Goal:
Write out the data below exactly as given, without any of its pictures.

Supplied data:
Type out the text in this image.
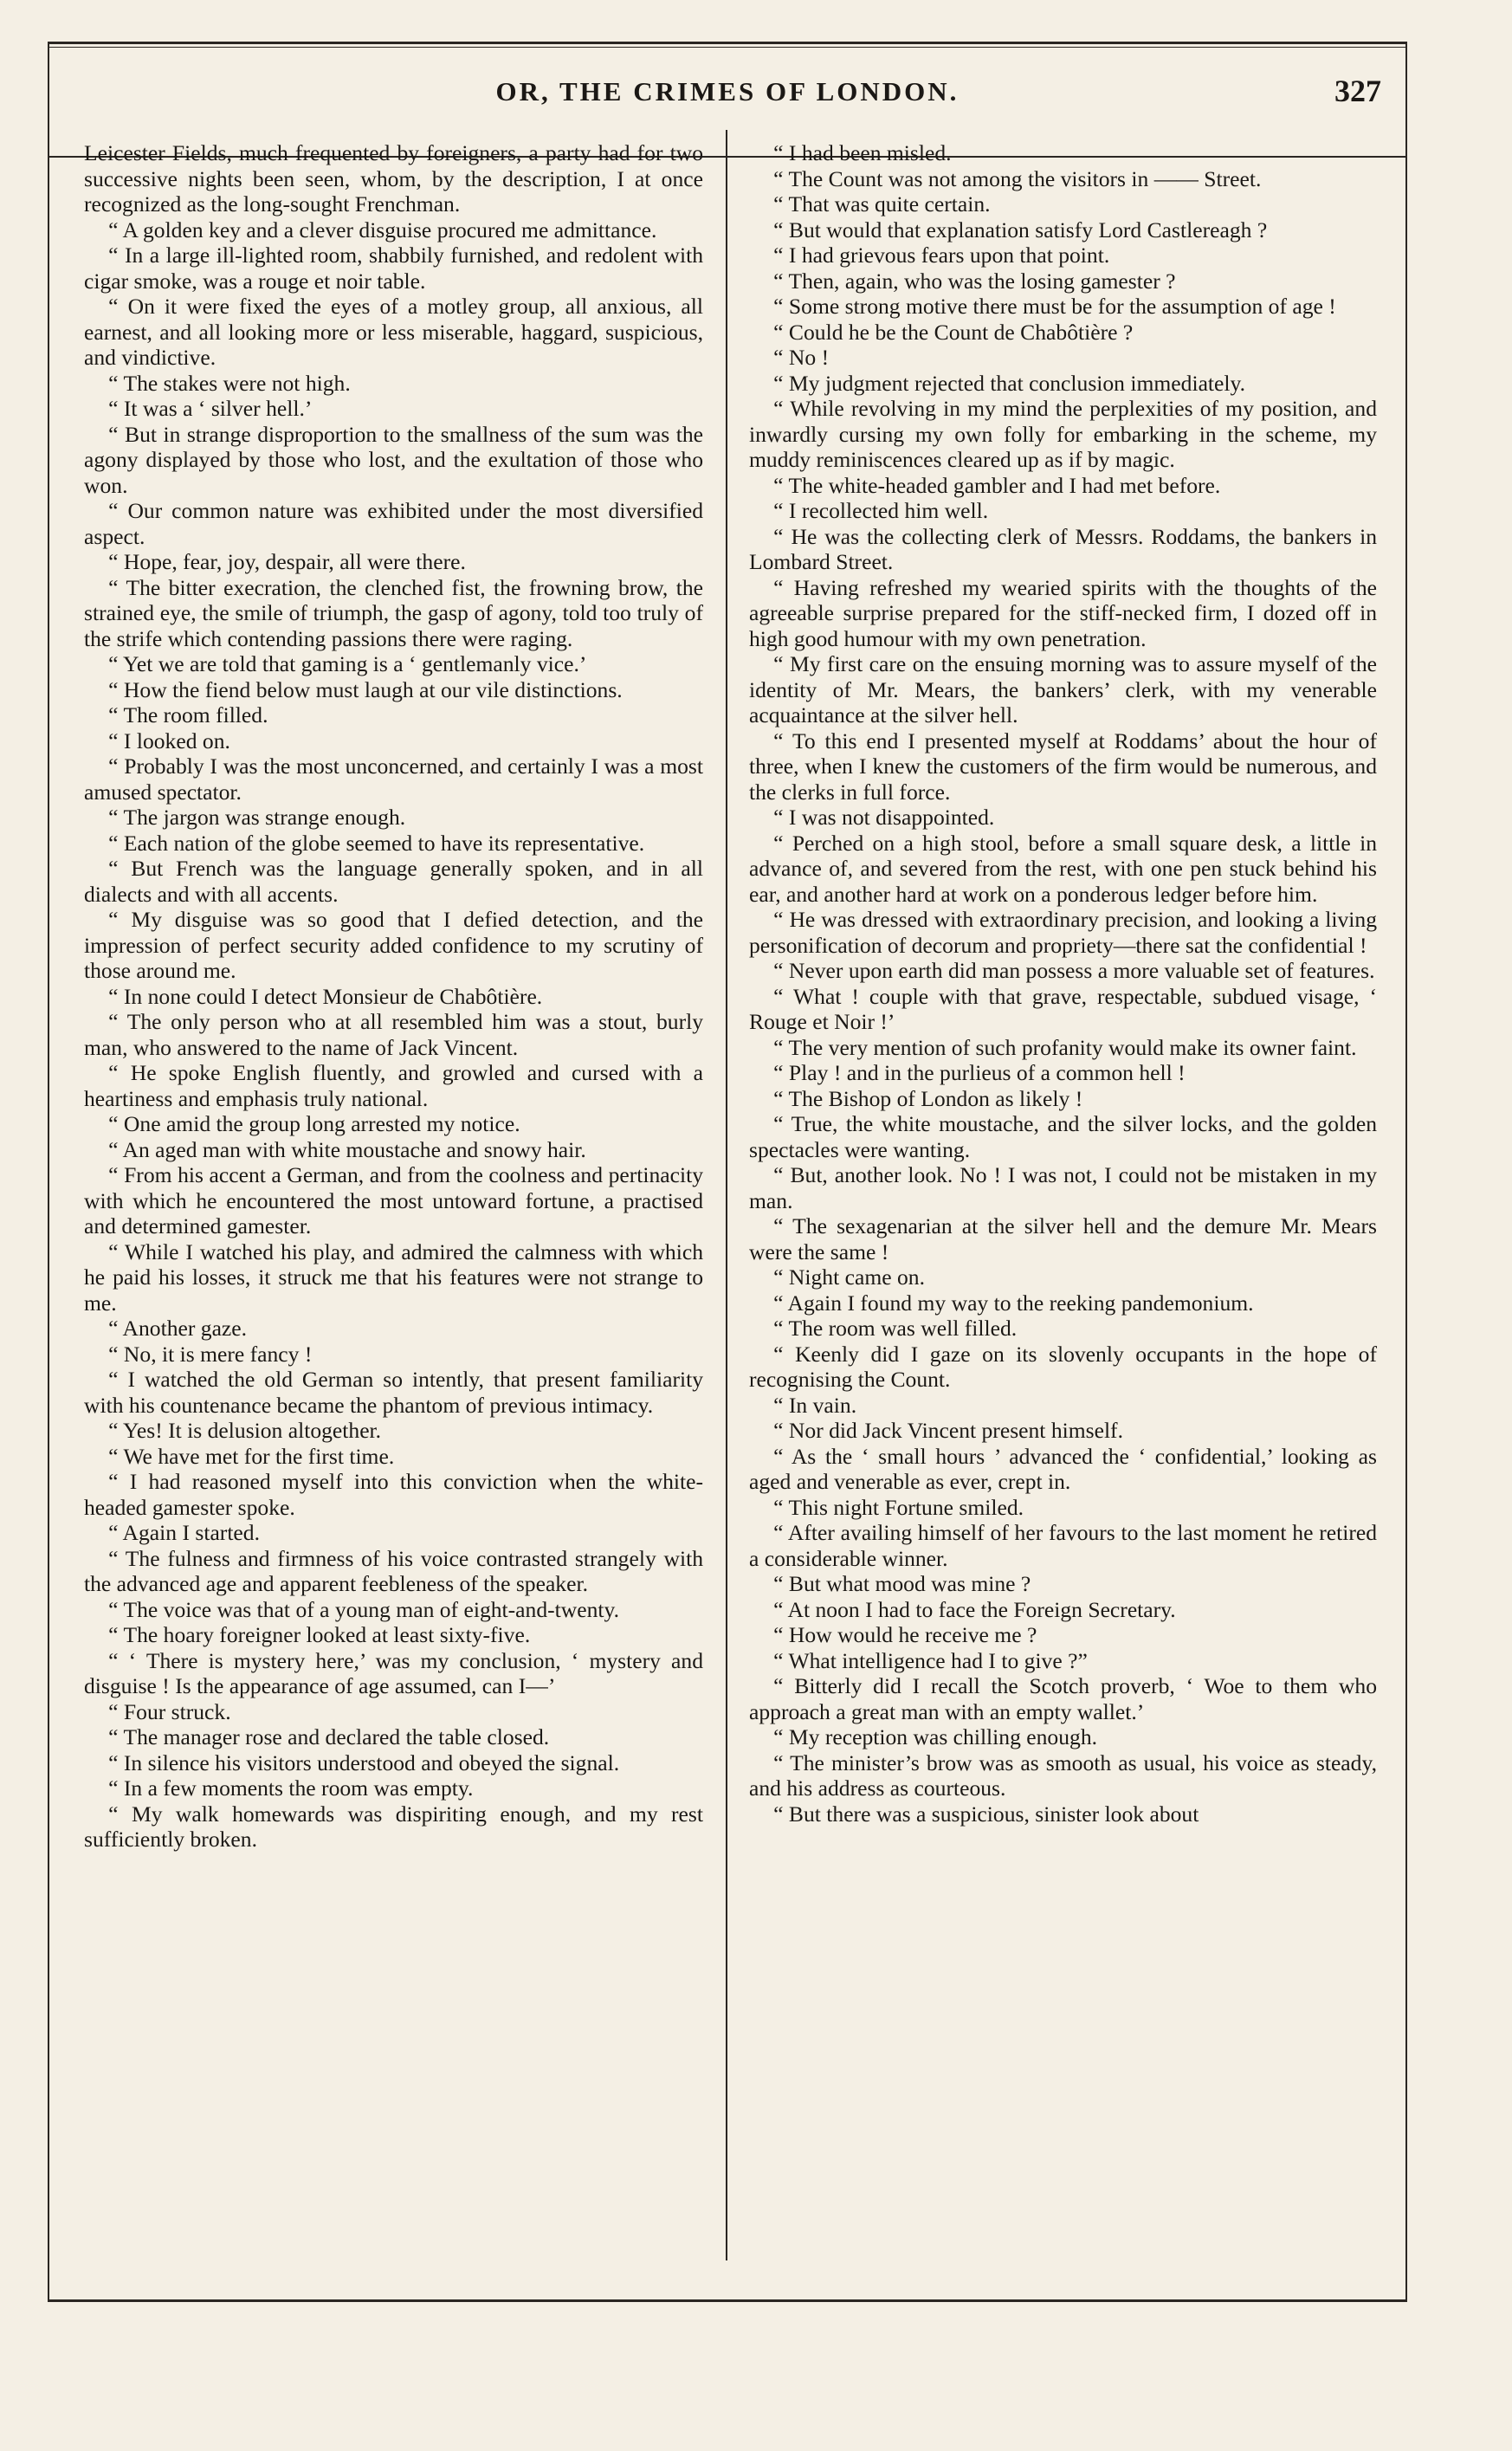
OR, THE CRIMES OF LONDON.	327

Leicester Fields, much frequented by foreigners, a party had for two successive nights been seen, whom, by the description, I at once recognized as the long-sought Frenchman.

“ A golden key and a clever disguise procured me admittance.

“ In a large ill-lighted room, shabbily furnished, and redolent with cigar smoke, was a rouge et noir table.

“ On it were fixed the eyes of a motley group, all anxious, all earnest, and all looking more or less miserable, haggard, suspicious, and vindictive.

“ The stakes were not high.

“ It was a ‘ silver hell.’

“ But in strange disproportion to the smallness of the sum was the agony displayed by those who lost, and the exultation of those who won.

“ Our common nature was exhibited under the most diversified aspect.

“ Hope, fear, joy, despair, all were there.

“ The bitter execration, the clenched fist, the frowning brow, the strained eye, the smile of triumph, the gasp of agony, told too truly of the strife which contending passions there were raging.

“ Yet we are told that gaming is a ‘ gentlemanly vice.’

“ How the fiend below must laugh at our vile distinctions.

“ The room filled.

“ I looked on.

“ Probably I was the most unconcerned, and certainly I was a most amused spectator.

“ The jargon was strange enough.

“ Each nation of the globe seemed to have its representative.

“ But French was the language generally spoken, and in all dialects and with all accents.

“ My disguise was so good that I defied detection, and the impression of perfect security added confidence to my scrutiny of those around me.

“ In none could I detect Monsieur de Chabôtière.

“ The only person who at all resembled him was a stout, burly man, who answered to the name of Jack Vincent.

“ He spoke English fluently, and growled and cursed with a heartiness and emphasis truly national.

“ One amid the group long arrested my notice.

“ An aged man with white moustache and snowy hair.

“ From his accent a German, and from the coolness and pertinacity with which he encountered the most untoward fortune, a practised and determined gamester.

“ While I watched his play, and admired the calmness with which he paid his losses, it struck me that his features were not strange to me.

“ Another gaze.

“ No, it is mere fancy !

“ I watched the old German so intently, that present familiarity with his countenance became the phantom of previous intimacy.

“ Yes! It is delusion altogether.

“ We have met for the first time.

“ I had reasoned myself into this conviction when the white-headed gamester spoke.

“ Again I started.

“ The fulness and firmness of his voice contrasted strangely with the advanced age and apparent feebleness of the speaker.

“ The voice was that of a young man of eight-and-twenty.

“ The hoary foreigner looked at least sixty-five.

“ ‘ There is mystery here,’ was my conclusion, ‘ mystery and disguise ! Is the appearance of age assumed, can I—’

“ Four struck.

“ The manager rose and declared the table closed.

“ In silence his visitors understood and obeyed the signal.

“ In a few moments the room was empty.

“ My walk homewards was dispiriting enough, and my rest sufficiently broken.

“ I had been misled.

“ The Count was not among the visitors in —— Street.

“ That was quite certain.

“ But would that explanation satisfy Lord Castlereagh ?

“ I had grievous fears upon that point.

“ Then, again, who was the losing gamester ?

“ Some strong motive there must be for the assumption of age !

“ Could he be the Count de Chabôtière ?

“ No !

“ My judgment rejected that conclusion immediately.

“ While revolving in my mind the perplexities of my position, and inwardly cursing my own folly for embarking in the scheme, my muddy reminiscences cleared up as if by magic.

“ The white-headed gambler and I had met before.

“ I recollected him well.

“ He was the collecting clerk of Messrs. Roddams, the bankers in Lombard Street.

“ Having refreshed my wearied spirits with the thoughts of the agreeable surprise prepared for the stiff-necked firm, I dozed off in high good humour with my own penetration.

“ My first care on the ensuing morning was to assure myself of the identity of Mr. Mears, the bankers’ clerk, with my venerable acquaintance at the silver hell.

“ To this end I presented myself at Roddams’ about the hour of three, when I knew the customers of the firm would be numerous, and the clerks in full force.

“ I was not disappointed.

“ Perched on a high stool, before a small square desk, a little in advance of, and severed from the rest, with one pen stuck behind his ear, and another hard at work on a ponderous ledger before him.

“ He was dressed with extraordinary precision, and looking a living personification of decorum and propriety—there sat the confidential !

“ Never upon earth did man possess a more valuable set of features.

“ What ! couple with that grave, respectable, subdued visage, ‘ Rouge et Noir !’

“ The very mention of such profanity would make its owner faint.

“ Play ! and in the purlieus of a common hell !

“ The Bishop of London as likely !

“ True, the white moustache, and the silver locks, and the golden spectacles were wanting.

“ But, another look. No ! I was not, I could not be mistaken in my man.

“ The sexagenarian at the silver hell and the demure Mr. Mears were the same !

“ Night came on.

“ Again I found my way to the reeking pandemonium.

“ The room was well filled.

“ Keenly did I gaze on its slovenly occupants in the hope of recognising the Count.

“ In vain.

“ Nor did Jack Vincent present himself.

“ As the ‘ small hours ’ advanced the ‘ confidential,’ looking as aged and venerable as ever, crept in.

“ This night Fortune smiled.

“ After availing himself of her favours to the last moment he retired a considerable winner.

“ But what mood was mine ?

“ At noon I had to face the Foreign Secretary.

“ How would he receive me ?

“ What intelligence had I to give ?”

“ Bitterly did I recall the Scotch proverb, ‘ Woe to them who approach a great man with an empty wallet.’

“ My reception was chilling enough.

“ The minister’s brow was as smooth as usual, his voice as steady, and his address as courteous.

“ But there was a suspicious, sinister look about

Expected answer:
Type out the text in this image.
OR, THE CRIMES OF LONDON.	327

Leicester Fields, much frequented by foreigners, a party had for two successive nights been seen, whom, by the description, I at once recognized as the long-sought Frenchman.

“ A golden key and a clever disguise procured me admittance.

“ In a large ill-lighted room, shabbily furnished, and redolent with cigar smoke, was a rouge et noir table.

“ On it were fixed the eyes of a motley group, all anxious, all earnest, and all looking more or less miserable, haggard, suspicious, and vindictive.

“ The stakes were not high.

“ It was a ‘ silver hell.’

“ But in strange disproportion to the smallness of the sum was the agony displayed by those who lost, and the exultation of those who won.

“ Our common nature was exhibited under the most diversified aspect.

“ Hope, fear, joy, despair, all were there.

“ The bitter execration, the clenched fist, the frowning brow, the strained eye, the smile of triumph, the gasp of agony, told too truly of the strife which contending passions there were raging.

“ Yet we are told that gaming is a ‘ gentlemanly vice.’

“ How the fiend below must laugh at our vile distinctions.

“ The room filled.

“ I looked on.

“ Probably I was the most unconcerned, and certainly I was a most amused spectator.

“ The jargon was strange enough.

“ Each nation of the globe seemed to have its representative.

“ But French was the language generally spoken, and in all dialects and with all accents.

“ My disguise was so good that I defied detection, and the impression of perfect security added confidence to my scrutiny of those around me.

“ In none could I detect Monsieur de Chabôtière.

“ The only person who at all resembled him was a stout, burly man, who answered to the name of Jack Vincent.

“ He spoke English fluently, and growled and cursed with a heartiness and emphasis truly national.

“ One amid the group long arrested my notice.

“ An aged man with white moustache and snowy hair.

“ From his accent a German, and from the coolness and pertinacity with which he encountered the most untoward fortune, a practised and determined gamester.

“ While I watched his play, and admired the calmness with which he paid his losses, it struck me that his features were not strange to me.

“ Another gaze.

“ No, it is mere fancy !

“ I watched the old German so intently, that present familiarity with his countenance became the phantom of previous intimacy.

“ Yes! It is delusion altogether.

“ We have met for the first time.

“ I had reasoned myself into this conviction when the white-headed gamester spoke.

“ Again I started.

“ The fulness and firmness of his voice contrasted strangely with the advanced age and apparent feebleness of the speaker.

“ The voice was that of a young man of eight-and-twenty.

“ The hoary foreigner looked at least sixty-five.

“ ‘ There is mystery here,’ was my conclusion, ‘ mystery and disguise ! Is the appearance of age assumed, can I—’

“ Four struck.

“ The manager rose and declared the table closed.

“ In silence his visitors understood and obeyed the signal.

“ In a few moments the room was empty.

“ My walk homewards was dispiriting enough, and my rest sufficiently broken.

“ I had been misled.

“ The Count was not among the visitors in —— Street.

“ That was quite certain.

“ But would that explanation satisfy Lord Castlereagh ?

“ I had grievous fears upon that point.

“ Then, again, who was the losing gamester ?

“ Some strong motive there must be for the assumption of age !

“ Could he be the Count de Chabôtière ?

“ No !

“ My judgment rejected that conclusion immediately.

“ While revolving in my mind the perplexities of my position, and inwardly cursing my own folly for embarking in the scheme, my muddy reminiscences cleared up as if by magic.

“ The white-headed gambler and I had met before.

“ I recollected him well.

“ He was the collecting clerk of Messrs. Roddams, the bankers in Lombard Street.

“ Having refreshed my wearied spirits with the thoughts of the agreeable surprise prepared for the stiff-necked firm, I dozed off in high good humour with my own penetration.

“ My first care on the ensuing morning was to assure myself of the identity of Mr. Mears, the bankers’ clerk, with my venerable acquaintance at the silver hell.

“ To this end I presented myself at Roddams’ about the hour of three, when I knew the customers of the firm would be numerous, and the clerks in full force.

“ I was not disappointed.

“ Perched on a high stool, before a small square desk, a little in advance of, and severed from the rest, with one pen stuck behind his ear, and another hard at work on a ponderous ledger before him.

“ He was dressed with extraordinary precision, and looking a living personification of decorum and propriety—there sat the confidential !

“ Never upon earth did man possess a more valuable set of features.

“ What ! couple with that grave, respectable, subdued visage, ‘ Rouge et Noir !’

“ The very mention of such profanity would make its owner faint.

“ Play ! and in the purlieus of a common hell !

“ The Bishop of London as likely !

“ True, the white moustache, and the silver locks, and the golden spectacles were wanting.

“ But, another look. No ! I was not, I could not be mistaken in my man.

“ The sexagenarian at the silver hell and the demure Mr. Mears were the same !

“ Night came on.

“ Again I found my way to the reeking pandemonium.

“ The room was well filled.

“ Keenly did I gaze on its slovenly occupants in the hope of recognising the Count.

“ In vain.

“ Nor did Jack Vincent present himself.

“ As the ‘ small hours ’ advanced the ‘ confidential,’ looking as aged and venerable as ever, crept in.

“ This night Fortune smiled.

“ After availing himself of her favours to the last moment he retired a considerable winner.

“ But what mood was mine ?

“ At noon I had to face the Foreign Secretary.

“ How would he receive me ?

“ What intelligence had I to give ?”

“ Bitterly did I recall the Scotch proverb, ‘ Woe to them who approach a great man with an empty wallet.’

“ My reception was chilling enough.

“ The minister’s brow was as smooth as usual, his voice as steady, and his address as courteous.

“ But there was a suspicious, sinister look about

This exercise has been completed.